— start —
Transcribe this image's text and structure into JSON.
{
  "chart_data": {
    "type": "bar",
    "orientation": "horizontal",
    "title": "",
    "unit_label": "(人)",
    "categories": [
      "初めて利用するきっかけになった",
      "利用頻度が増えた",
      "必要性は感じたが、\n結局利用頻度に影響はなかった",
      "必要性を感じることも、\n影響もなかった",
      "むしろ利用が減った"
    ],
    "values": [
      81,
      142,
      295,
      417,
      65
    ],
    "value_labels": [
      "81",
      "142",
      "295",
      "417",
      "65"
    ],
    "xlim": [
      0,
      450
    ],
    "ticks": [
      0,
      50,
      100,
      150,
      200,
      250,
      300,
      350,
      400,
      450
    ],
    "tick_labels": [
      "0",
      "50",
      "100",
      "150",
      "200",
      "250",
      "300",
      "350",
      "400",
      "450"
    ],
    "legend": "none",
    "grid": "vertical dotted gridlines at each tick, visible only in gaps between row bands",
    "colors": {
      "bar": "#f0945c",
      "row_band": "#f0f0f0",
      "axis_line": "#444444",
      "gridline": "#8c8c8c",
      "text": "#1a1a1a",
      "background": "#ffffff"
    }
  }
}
— end —
Problem statement. Note every line above where the string "text" shows up, and copy those lines.

Exercise answer.
Transcribe this image's text and structure into JSON.
      "text": "#1a1a1a",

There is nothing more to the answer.